# What is asked
Go through the lines below and copy each one that holds the string "fields".

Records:
"""
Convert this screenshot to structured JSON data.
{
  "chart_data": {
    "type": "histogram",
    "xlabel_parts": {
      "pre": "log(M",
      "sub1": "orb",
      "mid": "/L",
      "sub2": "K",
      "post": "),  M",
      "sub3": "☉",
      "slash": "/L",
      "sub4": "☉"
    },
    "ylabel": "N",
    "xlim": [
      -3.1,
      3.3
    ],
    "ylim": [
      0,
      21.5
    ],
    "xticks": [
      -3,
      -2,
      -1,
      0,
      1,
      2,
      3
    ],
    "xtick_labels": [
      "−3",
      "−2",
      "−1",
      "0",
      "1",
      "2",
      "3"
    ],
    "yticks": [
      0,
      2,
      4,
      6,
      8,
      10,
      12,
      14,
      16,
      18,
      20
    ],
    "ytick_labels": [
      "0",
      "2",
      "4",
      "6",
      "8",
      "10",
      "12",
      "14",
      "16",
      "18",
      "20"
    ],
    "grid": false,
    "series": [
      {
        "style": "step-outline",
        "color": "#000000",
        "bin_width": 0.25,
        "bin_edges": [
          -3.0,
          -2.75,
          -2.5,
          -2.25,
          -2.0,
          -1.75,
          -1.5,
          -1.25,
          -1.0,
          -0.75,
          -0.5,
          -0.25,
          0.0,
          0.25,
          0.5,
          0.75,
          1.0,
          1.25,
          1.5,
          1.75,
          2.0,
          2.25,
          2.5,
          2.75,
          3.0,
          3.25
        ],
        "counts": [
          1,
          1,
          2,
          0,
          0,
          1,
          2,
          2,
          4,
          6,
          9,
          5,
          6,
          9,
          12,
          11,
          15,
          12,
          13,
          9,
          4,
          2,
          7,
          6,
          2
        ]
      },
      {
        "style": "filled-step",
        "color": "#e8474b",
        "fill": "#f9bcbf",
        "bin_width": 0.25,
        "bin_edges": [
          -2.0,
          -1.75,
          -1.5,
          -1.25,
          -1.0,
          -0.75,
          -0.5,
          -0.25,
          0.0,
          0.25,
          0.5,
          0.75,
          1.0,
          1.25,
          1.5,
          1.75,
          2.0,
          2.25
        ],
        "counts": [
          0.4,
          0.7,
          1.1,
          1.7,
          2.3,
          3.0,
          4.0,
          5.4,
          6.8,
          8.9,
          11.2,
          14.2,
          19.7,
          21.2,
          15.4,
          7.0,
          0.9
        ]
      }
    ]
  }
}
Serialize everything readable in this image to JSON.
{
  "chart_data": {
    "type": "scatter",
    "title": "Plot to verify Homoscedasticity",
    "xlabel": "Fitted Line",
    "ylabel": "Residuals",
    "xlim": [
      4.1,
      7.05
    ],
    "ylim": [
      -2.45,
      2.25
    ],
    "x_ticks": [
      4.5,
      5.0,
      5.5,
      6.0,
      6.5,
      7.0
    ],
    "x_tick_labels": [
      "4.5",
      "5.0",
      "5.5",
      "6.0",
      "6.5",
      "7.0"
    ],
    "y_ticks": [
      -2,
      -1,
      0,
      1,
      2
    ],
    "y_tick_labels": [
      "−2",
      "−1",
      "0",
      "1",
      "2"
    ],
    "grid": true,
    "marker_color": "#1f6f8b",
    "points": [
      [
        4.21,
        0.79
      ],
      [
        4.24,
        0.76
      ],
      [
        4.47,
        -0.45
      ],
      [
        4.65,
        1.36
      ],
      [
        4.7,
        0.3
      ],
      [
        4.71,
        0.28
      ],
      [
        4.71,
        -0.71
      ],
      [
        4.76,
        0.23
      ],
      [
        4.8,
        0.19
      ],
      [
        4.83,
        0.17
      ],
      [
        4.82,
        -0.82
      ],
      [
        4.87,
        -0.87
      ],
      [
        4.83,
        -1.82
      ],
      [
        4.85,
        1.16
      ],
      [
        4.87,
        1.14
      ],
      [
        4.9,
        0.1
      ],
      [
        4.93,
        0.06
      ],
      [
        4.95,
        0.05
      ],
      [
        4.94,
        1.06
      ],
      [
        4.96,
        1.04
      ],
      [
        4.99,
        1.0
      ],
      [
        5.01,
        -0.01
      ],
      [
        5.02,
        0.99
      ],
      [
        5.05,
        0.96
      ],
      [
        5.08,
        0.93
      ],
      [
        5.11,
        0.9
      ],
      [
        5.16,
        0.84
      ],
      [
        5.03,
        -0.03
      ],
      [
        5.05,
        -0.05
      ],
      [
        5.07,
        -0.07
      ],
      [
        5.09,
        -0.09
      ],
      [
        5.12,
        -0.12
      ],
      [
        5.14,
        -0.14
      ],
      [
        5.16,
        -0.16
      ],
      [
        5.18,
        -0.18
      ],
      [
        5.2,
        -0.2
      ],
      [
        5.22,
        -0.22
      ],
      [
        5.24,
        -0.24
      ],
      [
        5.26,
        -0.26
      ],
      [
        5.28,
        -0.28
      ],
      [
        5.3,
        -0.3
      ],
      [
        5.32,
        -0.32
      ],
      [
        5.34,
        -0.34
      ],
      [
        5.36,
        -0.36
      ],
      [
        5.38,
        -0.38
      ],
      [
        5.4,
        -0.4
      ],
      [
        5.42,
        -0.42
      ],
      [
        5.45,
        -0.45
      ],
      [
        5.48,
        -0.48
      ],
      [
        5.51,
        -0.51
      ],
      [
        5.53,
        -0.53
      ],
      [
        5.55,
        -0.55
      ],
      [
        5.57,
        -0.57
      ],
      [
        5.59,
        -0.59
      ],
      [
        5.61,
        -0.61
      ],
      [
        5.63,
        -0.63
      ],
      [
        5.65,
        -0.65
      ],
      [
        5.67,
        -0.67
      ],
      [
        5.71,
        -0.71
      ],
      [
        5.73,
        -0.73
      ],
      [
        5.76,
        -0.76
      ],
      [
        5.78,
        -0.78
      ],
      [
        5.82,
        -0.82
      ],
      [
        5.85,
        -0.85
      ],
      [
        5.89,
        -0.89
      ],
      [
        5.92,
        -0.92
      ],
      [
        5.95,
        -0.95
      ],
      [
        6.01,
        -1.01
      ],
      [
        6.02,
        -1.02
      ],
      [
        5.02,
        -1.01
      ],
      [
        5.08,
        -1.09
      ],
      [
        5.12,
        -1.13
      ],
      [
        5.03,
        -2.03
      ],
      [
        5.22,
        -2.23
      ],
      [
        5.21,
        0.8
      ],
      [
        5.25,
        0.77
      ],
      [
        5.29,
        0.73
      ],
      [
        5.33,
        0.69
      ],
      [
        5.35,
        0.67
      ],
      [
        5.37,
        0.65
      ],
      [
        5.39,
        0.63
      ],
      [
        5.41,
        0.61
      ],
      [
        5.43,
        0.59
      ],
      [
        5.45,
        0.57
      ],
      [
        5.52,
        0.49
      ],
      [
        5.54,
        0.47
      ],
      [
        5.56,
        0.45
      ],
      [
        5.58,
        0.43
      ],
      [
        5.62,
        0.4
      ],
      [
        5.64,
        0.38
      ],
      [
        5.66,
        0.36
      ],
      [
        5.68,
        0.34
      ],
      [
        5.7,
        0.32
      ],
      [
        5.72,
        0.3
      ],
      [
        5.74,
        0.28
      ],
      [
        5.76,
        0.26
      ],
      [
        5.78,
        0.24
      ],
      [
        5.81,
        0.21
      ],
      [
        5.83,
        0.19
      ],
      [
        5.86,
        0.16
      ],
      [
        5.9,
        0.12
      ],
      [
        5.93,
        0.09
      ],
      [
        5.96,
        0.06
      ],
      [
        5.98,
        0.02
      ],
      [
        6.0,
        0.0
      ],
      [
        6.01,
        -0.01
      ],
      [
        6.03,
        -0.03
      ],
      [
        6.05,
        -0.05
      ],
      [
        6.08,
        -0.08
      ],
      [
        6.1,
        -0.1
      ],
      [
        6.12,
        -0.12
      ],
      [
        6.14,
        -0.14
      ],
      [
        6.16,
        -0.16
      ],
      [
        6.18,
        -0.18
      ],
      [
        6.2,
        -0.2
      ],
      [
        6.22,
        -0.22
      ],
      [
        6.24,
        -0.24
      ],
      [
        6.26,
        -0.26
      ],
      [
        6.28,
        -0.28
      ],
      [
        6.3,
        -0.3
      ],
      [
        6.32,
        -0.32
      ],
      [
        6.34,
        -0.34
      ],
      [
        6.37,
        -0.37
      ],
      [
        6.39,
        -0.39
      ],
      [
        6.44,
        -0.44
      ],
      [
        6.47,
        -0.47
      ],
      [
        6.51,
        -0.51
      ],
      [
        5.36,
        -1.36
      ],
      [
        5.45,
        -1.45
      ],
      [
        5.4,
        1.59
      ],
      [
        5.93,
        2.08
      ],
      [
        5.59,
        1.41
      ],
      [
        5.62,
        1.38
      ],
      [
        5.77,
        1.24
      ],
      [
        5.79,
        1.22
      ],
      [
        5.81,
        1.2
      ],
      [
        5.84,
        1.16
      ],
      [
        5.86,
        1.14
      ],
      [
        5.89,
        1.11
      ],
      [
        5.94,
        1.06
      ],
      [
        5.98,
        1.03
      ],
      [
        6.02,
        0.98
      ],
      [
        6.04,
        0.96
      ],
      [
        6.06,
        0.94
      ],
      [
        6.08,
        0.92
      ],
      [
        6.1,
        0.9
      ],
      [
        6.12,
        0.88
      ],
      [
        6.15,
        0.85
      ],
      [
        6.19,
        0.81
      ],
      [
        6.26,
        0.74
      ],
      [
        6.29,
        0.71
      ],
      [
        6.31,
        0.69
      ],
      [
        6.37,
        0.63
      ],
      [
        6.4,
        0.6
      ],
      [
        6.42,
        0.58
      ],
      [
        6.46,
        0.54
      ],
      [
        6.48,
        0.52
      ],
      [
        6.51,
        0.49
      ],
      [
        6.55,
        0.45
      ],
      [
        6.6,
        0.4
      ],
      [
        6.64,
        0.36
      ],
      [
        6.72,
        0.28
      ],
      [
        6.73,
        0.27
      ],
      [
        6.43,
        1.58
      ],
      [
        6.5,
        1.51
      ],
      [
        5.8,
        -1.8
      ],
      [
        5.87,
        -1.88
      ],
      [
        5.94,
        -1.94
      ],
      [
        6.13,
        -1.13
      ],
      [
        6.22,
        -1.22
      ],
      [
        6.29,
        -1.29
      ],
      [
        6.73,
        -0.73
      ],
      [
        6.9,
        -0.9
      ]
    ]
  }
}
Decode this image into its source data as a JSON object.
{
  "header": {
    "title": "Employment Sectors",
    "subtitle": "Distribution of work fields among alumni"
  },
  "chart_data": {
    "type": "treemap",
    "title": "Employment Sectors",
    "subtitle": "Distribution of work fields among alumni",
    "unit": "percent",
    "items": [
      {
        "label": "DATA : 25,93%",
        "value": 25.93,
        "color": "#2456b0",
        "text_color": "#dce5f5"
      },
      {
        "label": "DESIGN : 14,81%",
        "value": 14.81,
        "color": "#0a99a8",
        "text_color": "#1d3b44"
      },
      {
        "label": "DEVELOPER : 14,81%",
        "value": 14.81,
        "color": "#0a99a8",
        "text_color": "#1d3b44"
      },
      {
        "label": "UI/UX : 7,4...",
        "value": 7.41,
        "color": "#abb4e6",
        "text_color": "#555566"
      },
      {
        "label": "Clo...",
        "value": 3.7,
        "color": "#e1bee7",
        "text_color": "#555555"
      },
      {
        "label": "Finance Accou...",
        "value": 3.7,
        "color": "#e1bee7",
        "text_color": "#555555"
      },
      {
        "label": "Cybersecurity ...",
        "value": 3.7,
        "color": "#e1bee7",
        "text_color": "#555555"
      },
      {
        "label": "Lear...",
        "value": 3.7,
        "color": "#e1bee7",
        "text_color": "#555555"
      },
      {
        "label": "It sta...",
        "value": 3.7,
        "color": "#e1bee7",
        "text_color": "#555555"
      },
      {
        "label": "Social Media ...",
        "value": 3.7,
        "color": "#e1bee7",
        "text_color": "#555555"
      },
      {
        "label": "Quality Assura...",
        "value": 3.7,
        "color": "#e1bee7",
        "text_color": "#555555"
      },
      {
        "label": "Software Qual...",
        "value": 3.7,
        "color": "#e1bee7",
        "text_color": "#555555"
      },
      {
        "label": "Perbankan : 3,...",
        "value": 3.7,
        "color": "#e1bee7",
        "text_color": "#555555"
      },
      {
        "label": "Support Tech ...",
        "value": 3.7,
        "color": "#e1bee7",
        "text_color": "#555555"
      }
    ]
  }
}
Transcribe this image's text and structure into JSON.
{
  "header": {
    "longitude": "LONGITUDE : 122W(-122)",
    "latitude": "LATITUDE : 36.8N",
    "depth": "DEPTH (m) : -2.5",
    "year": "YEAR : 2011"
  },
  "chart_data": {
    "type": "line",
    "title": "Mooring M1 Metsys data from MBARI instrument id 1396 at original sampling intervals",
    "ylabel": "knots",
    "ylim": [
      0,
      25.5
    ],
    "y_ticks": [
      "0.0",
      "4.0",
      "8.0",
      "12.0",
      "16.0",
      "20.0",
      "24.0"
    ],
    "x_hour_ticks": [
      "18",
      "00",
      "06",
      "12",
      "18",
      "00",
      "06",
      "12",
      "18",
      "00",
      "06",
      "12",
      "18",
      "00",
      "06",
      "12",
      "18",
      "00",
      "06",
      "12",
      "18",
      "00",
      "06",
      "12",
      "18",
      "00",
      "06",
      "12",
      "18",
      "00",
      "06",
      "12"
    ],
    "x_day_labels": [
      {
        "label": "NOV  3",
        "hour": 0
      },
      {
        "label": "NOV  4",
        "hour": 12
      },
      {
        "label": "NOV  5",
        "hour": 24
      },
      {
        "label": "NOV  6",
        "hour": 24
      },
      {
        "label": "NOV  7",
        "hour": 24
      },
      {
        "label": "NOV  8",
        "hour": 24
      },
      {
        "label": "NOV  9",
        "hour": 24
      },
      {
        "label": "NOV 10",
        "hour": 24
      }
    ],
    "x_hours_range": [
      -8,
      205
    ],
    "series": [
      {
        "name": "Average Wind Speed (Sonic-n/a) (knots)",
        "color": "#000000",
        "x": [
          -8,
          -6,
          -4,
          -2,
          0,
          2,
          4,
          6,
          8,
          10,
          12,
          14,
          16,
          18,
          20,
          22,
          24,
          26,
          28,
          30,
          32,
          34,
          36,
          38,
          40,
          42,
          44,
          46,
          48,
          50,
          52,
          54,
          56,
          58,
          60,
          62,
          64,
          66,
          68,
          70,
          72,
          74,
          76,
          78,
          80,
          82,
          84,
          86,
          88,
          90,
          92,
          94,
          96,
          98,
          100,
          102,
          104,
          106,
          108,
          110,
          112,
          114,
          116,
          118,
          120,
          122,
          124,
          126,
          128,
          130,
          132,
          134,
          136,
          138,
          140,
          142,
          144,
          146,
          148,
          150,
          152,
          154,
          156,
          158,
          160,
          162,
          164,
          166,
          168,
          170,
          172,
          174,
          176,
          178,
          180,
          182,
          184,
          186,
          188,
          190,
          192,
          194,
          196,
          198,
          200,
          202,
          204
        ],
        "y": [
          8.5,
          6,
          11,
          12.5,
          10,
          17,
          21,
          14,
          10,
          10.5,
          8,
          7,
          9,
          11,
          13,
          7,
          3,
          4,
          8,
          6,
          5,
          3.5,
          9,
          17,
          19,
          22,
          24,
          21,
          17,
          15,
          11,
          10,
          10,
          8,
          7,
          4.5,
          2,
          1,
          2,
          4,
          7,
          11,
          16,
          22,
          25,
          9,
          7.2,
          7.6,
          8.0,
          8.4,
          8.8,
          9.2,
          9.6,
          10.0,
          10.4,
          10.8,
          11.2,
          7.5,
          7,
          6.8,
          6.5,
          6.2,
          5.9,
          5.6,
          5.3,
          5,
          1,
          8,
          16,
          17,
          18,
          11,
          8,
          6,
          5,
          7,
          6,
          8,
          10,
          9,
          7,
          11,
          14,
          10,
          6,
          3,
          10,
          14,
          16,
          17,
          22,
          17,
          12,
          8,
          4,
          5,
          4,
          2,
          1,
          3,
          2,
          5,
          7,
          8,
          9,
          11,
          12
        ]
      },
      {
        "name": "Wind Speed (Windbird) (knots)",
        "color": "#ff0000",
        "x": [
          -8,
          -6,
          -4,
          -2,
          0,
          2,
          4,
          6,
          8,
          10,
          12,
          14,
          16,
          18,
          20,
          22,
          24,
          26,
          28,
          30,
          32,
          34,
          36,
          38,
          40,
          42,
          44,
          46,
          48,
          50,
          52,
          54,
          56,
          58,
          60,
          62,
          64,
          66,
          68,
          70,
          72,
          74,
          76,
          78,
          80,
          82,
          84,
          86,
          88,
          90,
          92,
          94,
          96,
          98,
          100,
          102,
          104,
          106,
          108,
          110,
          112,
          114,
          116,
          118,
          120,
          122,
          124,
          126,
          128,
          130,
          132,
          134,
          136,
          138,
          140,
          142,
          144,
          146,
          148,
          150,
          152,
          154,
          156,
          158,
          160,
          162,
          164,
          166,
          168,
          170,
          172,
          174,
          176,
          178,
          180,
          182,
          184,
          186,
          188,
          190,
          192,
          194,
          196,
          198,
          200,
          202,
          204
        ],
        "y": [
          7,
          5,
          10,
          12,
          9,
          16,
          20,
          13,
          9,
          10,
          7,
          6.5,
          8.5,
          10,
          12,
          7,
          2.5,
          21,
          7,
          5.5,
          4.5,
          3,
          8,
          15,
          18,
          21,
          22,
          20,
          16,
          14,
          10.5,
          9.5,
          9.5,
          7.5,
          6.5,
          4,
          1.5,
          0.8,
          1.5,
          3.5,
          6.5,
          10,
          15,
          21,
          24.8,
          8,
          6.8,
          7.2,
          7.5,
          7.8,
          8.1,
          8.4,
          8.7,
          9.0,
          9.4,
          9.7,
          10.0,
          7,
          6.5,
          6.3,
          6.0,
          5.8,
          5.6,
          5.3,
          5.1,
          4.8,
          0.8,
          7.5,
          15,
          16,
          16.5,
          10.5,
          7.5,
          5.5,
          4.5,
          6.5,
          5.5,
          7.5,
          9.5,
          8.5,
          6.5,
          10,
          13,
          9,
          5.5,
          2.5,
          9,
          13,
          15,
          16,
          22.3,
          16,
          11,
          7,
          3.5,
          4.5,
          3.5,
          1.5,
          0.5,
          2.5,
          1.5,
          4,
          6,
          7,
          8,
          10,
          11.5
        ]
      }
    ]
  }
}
"""
# Task solution
    "subtitle": "Distribution of work fields among alumni"
    "subtitle": "Distribution of work fields among alumni",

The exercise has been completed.